_Work to be completed_
Every line below must be reproduced exactly. Copy them all.

_Dataset entries on figures_

┄┄┄┄┄┄┄┄┄┄┄┄┄┄┄┄┄┄┄┄

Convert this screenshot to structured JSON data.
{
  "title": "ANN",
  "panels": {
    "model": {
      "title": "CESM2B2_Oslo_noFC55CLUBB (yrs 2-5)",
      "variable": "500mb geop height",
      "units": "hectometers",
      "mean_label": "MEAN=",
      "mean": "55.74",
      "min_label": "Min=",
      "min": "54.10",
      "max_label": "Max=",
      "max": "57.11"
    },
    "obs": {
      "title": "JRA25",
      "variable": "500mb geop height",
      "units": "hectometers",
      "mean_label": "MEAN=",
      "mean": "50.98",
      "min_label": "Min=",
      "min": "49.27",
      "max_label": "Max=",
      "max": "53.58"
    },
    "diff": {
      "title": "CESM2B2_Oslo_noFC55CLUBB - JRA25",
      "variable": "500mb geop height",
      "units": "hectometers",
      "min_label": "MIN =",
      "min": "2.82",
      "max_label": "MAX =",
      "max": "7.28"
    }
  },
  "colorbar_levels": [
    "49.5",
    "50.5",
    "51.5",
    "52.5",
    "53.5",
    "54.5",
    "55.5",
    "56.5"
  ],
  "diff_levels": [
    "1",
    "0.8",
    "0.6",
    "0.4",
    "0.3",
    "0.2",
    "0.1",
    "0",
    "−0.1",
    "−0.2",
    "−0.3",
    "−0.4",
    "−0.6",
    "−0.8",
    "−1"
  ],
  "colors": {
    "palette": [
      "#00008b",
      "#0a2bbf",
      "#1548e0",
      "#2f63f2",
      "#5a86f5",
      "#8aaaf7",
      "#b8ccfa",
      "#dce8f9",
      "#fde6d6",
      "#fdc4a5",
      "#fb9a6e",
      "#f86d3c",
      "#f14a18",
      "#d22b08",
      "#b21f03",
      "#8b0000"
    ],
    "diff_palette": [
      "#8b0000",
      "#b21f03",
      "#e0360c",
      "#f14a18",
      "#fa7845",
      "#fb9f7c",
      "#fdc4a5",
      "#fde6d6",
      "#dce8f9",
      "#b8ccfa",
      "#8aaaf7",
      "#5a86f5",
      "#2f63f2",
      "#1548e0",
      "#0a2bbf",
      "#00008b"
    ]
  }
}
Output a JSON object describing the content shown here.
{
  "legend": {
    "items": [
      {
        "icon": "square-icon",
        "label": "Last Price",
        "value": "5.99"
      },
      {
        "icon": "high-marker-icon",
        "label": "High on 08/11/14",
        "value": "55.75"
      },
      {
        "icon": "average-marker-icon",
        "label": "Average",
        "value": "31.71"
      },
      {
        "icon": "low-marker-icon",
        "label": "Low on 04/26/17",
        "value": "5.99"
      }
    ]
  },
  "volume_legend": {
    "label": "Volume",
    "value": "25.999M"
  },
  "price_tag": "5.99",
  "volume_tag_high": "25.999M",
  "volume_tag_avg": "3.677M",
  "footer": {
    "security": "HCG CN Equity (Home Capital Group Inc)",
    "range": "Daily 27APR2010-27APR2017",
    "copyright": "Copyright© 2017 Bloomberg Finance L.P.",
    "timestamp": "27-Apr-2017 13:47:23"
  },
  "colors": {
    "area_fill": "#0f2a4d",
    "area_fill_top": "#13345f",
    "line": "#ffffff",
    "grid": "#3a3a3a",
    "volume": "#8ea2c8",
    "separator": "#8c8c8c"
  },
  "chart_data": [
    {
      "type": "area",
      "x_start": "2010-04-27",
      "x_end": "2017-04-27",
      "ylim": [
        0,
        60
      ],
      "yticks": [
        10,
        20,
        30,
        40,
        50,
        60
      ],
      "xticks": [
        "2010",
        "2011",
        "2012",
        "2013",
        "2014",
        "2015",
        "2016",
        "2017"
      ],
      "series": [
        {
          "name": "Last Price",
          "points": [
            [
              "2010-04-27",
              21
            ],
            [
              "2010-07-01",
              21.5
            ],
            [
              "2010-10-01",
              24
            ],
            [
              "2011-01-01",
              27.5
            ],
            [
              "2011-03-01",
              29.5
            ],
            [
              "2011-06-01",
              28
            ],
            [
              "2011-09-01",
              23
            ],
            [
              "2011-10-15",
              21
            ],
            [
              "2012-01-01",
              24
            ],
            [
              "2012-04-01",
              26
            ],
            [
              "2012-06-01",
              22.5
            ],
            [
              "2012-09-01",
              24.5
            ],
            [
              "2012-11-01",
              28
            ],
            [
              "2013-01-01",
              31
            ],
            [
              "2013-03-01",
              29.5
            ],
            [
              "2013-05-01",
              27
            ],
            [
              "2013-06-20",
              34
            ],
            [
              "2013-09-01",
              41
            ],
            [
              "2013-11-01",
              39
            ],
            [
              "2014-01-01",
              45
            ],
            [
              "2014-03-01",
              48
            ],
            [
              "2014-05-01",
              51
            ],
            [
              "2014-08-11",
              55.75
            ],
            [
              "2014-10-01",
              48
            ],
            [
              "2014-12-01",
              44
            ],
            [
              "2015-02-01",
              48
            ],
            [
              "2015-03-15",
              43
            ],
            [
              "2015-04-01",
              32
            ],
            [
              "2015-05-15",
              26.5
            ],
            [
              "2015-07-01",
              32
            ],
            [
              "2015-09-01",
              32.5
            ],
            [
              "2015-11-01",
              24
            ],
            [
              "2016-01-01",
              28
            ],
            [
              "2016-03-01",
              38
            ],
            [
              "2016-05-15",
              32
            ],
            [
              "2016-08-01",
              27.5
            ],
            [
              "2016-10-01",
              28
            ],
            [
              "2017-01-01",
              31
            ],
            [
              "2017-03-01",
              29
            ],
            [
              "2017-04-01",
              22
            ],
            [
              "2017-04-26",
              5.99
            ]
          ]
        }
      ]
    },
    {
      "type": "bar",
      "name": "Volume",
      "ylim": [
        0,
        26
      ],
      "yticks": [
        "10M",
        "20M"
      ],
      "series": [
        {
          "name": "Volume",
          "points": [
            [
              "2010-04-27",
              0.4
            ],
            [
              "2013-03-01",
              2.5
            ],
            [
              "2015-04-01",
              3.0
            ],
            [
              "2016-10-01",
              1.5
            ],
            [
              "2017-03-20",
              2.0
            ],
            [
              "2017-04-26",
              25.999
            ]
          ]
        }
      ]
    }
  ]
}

┄┄┄┄┄┄┄┄┄┄┄┄┄┄┄┄┄┄┄┄

_Reply to the exercise_
Convert this screenshot to structured JSON data.
{
  "title": "ANN",
  "panels": {
    "model": {
      "title": "CESM2B2_Oslo_noFC55CLUBB (yrs 2-5)",
      "variable": "500mb geop height",
      "units": "hectometers",
      "mean_label": "MEAN=",
      "mean": "55.74",
      "min_label": "Min=",
      "min": "54.10",
      "max_label": "Max=",
      "max": "57.11"
    },
    "obs": {
      "title": "JRA25",
      "variable": "500mb geop height",
      "units": "hectometers",
      "mean_label": "MEAN=",
      "mean": "50.98",
      "min_label": "Min=",
      "min": "49.27",
      "max_label": "Max=",
      "max": "53.58"
    },
    "diff": {
      "title": "CESM2B2_Oslo_noFC55CLUBB - JRA25",
      "variable": "500mb geop height",
      "units": "hectometers",
      "min_label": "MIN =",
      "min": "2.82",
      "max_label": "MAX =",
      "max": "7.28"
    }
  },
  "colorbar_levels": [
    "49.5",
    "50.5",
    "51.5",
    "52.5",
    "53.5",
    "54.5",
    "55.5",
    "56.5"
  ],
  "diff_levels": [
    "1",
    "0.8",
    "0.6",
    "0.4",
    "0.3",
    "0.2",
    "0.1",
    "0",
    "−0.1",
    "−0.2",
    "−0.3",
    "−0.4",
    "−0.6",
    "−0.8",
    "−1"
  ],
  "colors": {
    "palette": [
      "#00008b",
      "#0a2bbf",
      "#1548e0",
      "#2f63f2",
      "#5a86f5",
      "#8aaaf7",
      "#b8ccfa",
      "#dce8f9",
      "#fde6d6",
      "#fdc4a5",
      "#fb9a6e",
      "#f86d3c",
      "#f14a18",
      "#d22b08",
      "#b21f03",
      "#8b0000"
    ],
    "diff_palette": [
      "#8b0000",
      "#b21f03",
      "#e0360c",
      "#f14a18",
      "#fa7845",
      "#fb9f7c",
      "#fdc4a5",
      "#fde6d6",
      "#dce8f9",
      "#b8ccfa",
      "#8aaaf7",
      "#5a86f5",
      "#2f63f2",
      "#1548e0",
      "#0a2bbf",
      "#00008b"
    ]
  }
}
Output a JSON object describing the content shown here.
{
  "legend": {
    "items": [
      {
        "icon": "square-icon",
        "label": "Last Price",
        "value": "5.99"
      },
      {
        "icon": "high-marker-icon",
        "label": "High on 08/11/14",
        "value": "55.75"
      },
      {
        "icon": "average-marker-icon",
        "label": "Average",
        "value": "31.71"
      },
      {
        "icon": "low-marker-icon",
        "label": "Low on 04/26/17",
        "value": "5.99"
      }
    ]
  },
  "volume_legend": {
    "label": "Volume",
    "value": "25.999M"
  },
  "price_tag": "5.99",
  "volume_tag_high": "25.999M",
  "volume_tag_avg": "3.677M",
  "footer": {
    "security": "HCG CN Equity (Home Capital Group Inc)",
    "range": "Daily 27APR2010-27APR2017",
    "copyright": "Copyright© 2017 Bloomberg Finance L.P.",
    "timestamp": "27-Apr-2017 13:47:23"
  },
  "colors": {
    "area_fill": "#0f2a4d",
    "area_fill_top": "#13345f",
    "line": "#ffffff",
    "grid": "#3a3a3a",
    "volume": "#8ea2c8",
    "separator": "#8c8c8c"
  },
  "chart_data": [
    {
      "type": "area",
      "x_start": "2010-04-27",
      "x_end": "2017-04-27",
      "ylim": [
        0,
        60
      ],
      "yticks": [
        10,
        20,
        30,
        40,
        50,
        60
      ],
      "xticks": [
        "2010",
        "2011",
        "2012",
        "2013",
        "2014",
        "2015",
        "2016",
        "2017"
      ],
      "series": [
        {
          "name": "Last Price",
          "points": [
            [
              "2010-04-27",
              21
            ],
            [
              "2010-07-01",
              21.5
            ],
            [
              "2010-10-01",
              24
            ],
            [
              "2011-01-01",
              27.5
            ],
            [
              "2011-03-01",
              29.5
            ],
            [
              "2011-06-01",
              28
            ],
            [
              "2011-09-01",
              23
            ],
            [
              "2011-10-15",
              21
            ],
            [
              "2012-01-01",
              24
            ],
            [
              "2012-04-01",
              26
            ],
            [
              "2012-06-01",
              22.5
            ],
            [
              "2012-09-01",
              24.5
            ],
            [
              "2012-11-01",
              28
            ],
            [
              "2013-01-01",
              31
            ],
            [
              "2013-03-01",
              29.5
            ],
            [
              "2013-05-01",
              27
            ],
            [
              "2013-06-20",
              34
            ],
            [
              "2013-09-01",
              41
            ],
            [
              "2013-11-01",
              39
            ],
            [
              "2014-01-01",
              45
            ],
            [
              "2014-03-01",
              48
            ],
            [
              "2014-05-01",
              51
            ],
            [
              "2014-08-11",
              55.75
            ],
            [
              "2014-10-01",
              48
            ],
            [
              "2014-12-01",
              44
            ],
            [
              "2015-02-01",
              48
            ],
            [
              "2015-03-15",
              43
            ],
            [
              "2015-04-01",
              32
            ],
            [
              "2015-05-15",
              26.5
            ],
            [
              "2015-07-01",
              32
            ],
            [
              "2015-09-01",
              32.5
            ],
            [
              "2015-11-01",
              24
            ],
            [
              "2016-01-01",
              28
            ],
            [
              "2016-03-01",
              38
            ],
            [
              "2016-05-15",
              32
            ],
            [
              "2016-08-01",
              27.5
            ],
            [
              "2016-10-01",
              28
            ],
            [
              "2017-01-01",
              31
            ],
            [
              "2017-03-01",
              29
            ],
            [
              "2017-04-01",
              22
            ],
            [
              "2017-04-26",
              5.99
            ]
          ]
        }
      ]
    },
    {
      "type": "bar",
      "name": "Volume",
      "ylim": [
        0,
        26
      ],
      "yticks": [
        "10M",
        "20M"
      ],
      "series": [
        {
          "name": "Volume",
          "points": [
            [
              "2010-04-27",
              0.4
            ],
            [
              "2013-03-01",
              2.5
            ],
            [
              "2015-04-01",
              3.0
            ],
            [
              "2016-10-01",
              1.5
            ],
            [
              "2017-03-20",
              2.0
            ],
            [
              "2017-04-26",
              25.999
            ]
          ]
        }
      ]
    }
  ]
}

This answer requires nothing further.